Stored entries
-- BEGIN --
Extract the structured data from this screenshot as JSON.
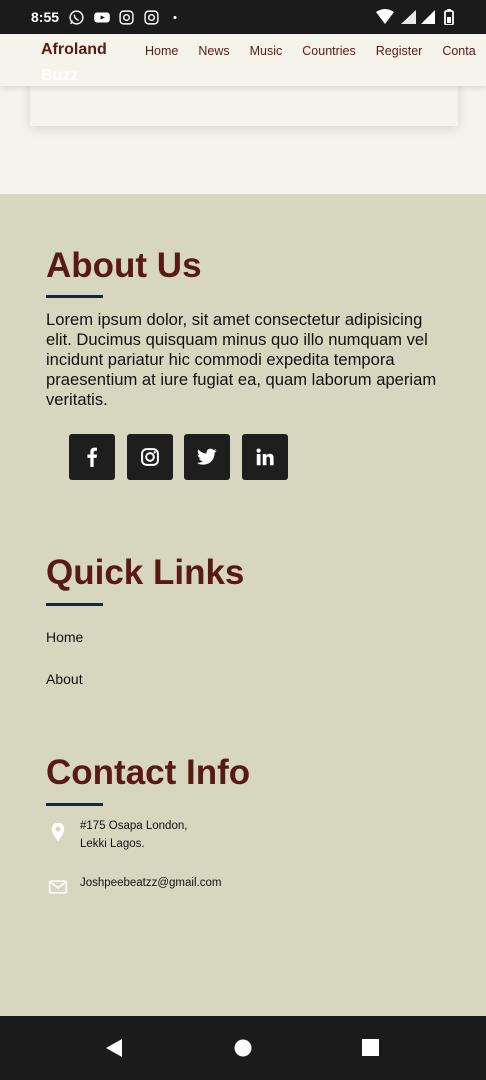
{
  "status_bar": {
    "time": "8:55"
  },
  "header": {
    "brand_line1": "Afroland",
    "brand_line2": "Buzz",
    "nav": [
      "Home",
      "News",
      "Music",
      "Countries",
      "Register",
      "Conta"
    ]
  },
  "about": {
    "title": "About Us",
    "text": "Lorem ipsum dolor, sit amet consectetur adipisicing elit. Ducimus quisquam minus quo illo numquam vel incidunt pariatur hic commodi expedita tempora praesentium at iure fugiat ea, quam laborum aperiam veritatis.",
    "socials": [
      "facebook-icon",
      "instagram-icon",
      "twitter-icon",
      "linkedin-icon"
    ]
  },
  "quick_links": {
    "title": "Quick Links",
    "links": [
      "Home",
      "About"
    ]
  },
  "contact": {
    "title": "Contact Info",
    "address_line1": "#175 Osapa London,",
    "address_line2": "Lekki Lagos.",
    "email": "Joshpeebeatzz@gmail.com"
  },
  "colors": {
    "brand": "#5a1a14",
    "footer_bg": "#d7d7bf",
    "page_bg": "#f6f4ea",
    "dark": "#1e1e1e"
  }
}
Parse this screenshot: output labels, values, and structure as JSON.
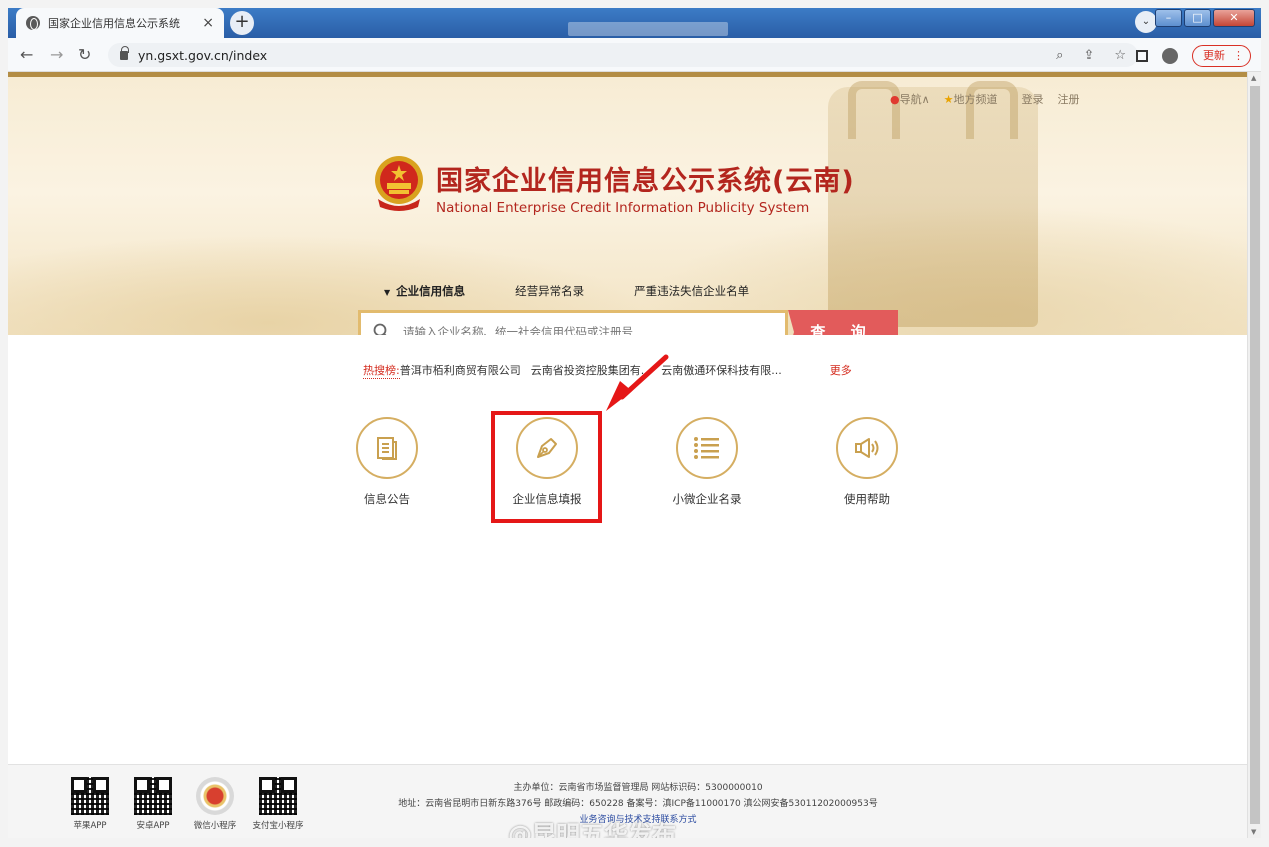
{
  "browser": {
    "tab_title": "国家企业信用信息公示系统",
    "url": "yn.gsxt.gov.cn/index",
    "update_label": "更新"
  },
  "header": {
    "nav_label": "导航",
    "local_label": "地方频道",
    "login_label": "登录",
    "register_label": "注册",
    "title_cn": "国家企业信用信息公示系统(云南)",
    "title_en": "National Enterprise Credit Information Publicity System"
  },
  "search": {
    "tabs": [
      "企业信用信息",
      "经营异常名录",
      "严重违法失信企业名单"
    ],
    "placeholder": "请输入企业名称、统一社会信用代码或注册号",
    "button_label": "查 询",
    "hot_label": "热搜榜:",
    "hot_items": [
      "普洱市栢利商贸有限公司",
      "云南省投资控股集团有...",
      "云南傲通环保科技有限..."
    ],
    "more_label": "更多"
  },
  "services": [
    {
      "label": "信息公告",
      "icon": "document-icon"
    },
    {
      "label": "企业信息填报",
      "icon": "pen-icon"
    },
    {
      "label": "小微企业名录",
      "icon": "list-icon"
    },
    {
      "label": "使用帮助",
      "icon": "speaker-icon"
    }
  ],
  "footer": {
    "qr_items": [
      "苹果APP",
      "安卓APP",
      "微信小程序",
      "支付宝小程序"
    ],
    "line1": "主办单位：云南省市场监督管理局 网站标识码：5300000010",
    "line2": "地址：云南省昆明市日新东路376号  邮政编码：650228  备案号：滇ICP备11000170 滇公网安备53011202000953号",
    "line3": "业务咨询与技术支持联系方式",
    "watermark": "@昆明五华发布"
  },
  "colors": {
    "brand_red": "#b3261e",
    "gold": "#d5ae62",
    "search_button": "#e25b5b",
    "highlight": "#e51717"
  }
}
-- END --
GIVEN REQUEST: Every record above should be transcribed exactly; the pictures stay out of the copy.

EXERCISE RESULT:
Extract the structured data from this screenshot as JSON.
{
  "status_bar": {
    "time": "8:55"
  },
  "header": {
    "brand_line1": "Afroland",
    "brand_line2": "Buzz",
    "nav": [
      "Home",
      "News",
      "Music",
      "Countries",
      "Register",
      "Conta"
    ]
  },
  "about": {
    "title": "About Us",
    "text": "Lorem ipsum dolor, sit amet consectetur adipisicing elit. Ducimus quisquam minus quo illo numquam vel incidunt pariatur hic commodi expedita tempora praesentium at iure fugiat ea, quam laborum aperiam veritatis.",
    "socials": [
      "facebook-icon",
      "instagram-icon",
      "twitter-icon",
      "linkedin-icon"
    ]
  },
  "quick_links": {
    "title": "Quick Links",
    "links": [
      "Home",
      "About"
    ]
  },
  "contact": {
    "title": "Contact Info",
    "address_line1": "#175 Osapa London,",
    "address_line2": "Lekki Lagos.",
    "email": "Joshpeebeatzz@gmail.com"
  },
  "colors": {
    "brand": "#5a1a14",
    "footer_bg": "#d7d7bf",
    "page_bg": "#f6f4ea",
    "dark": "#1e1e1e"
  }
}
Parse this screenshot: output labels, values, and structure as JSON.
{
  "browser": {
    "tab_title": "国家企业信用信息公示系统",
    "url": "yn.gsxt.gov.cn/index",
    "update_label": "更新"
  },
  "header": {
    "nav_label": "导航",
    "local_label": "地方频道",
    "login_label": "登录",
    "register_label": "注册",
    "title_cn": "国家企业信用信息公示系统(云南)",
    "title_en": "National Enterprise Credit Information Publicity System"
  },
  "search": {
    "tabs": [
      "企业信用信息",
      "经营异常名录",
      "严重违法失信企业名单"
    ],
    "placeholder": "请输入企业名称、统一社会信用代码或注册号",
    "button_label": "查 询",
    "hot_label": "热搜榜:",
    "hot_items": [
      "普洱市栢利商贸有限公司",
      "云南省投资控股集团有...",
      "云南傲通环保科技有限..."
    ],
    "more_label": "更多"
  },
  "services": [
    {
      "label": "信息公告",
      "icon": "document-icon"
    },
    {
      "label": "企业信息填报",
      "icon": "pen-icon"
    },
    {
      "label": "小微企业名录",
      "icon": "list-icon"
    },
    {
      "label": "使用帮助",
      "icon": "speaker-icon"
    }
  ],
  "footer": {
    "qr_items": [
      "苹果APP",
      "安卓APP",
      "微信小程序",
      "支付宝小程序"
    ],
    "line1": "主办单位：云南省市场监督管理局 网站标识码：5300000010",
    "line2": "地址：云南省昆明市日新东路376号  邮政编码：650228  备案号：滇ICP备11000170 滇公网安备53011202000953号",
    "line3": "业务咨询与技术支持联系方式",
    "watermark": "@昆明五华发布"
  },
  "colors": {
    "brand_red": "#b3261e",
    "gold": "#d5ae62",
    "search_button": "#e25b5b",
    "highlight": "#e51717"
  }
}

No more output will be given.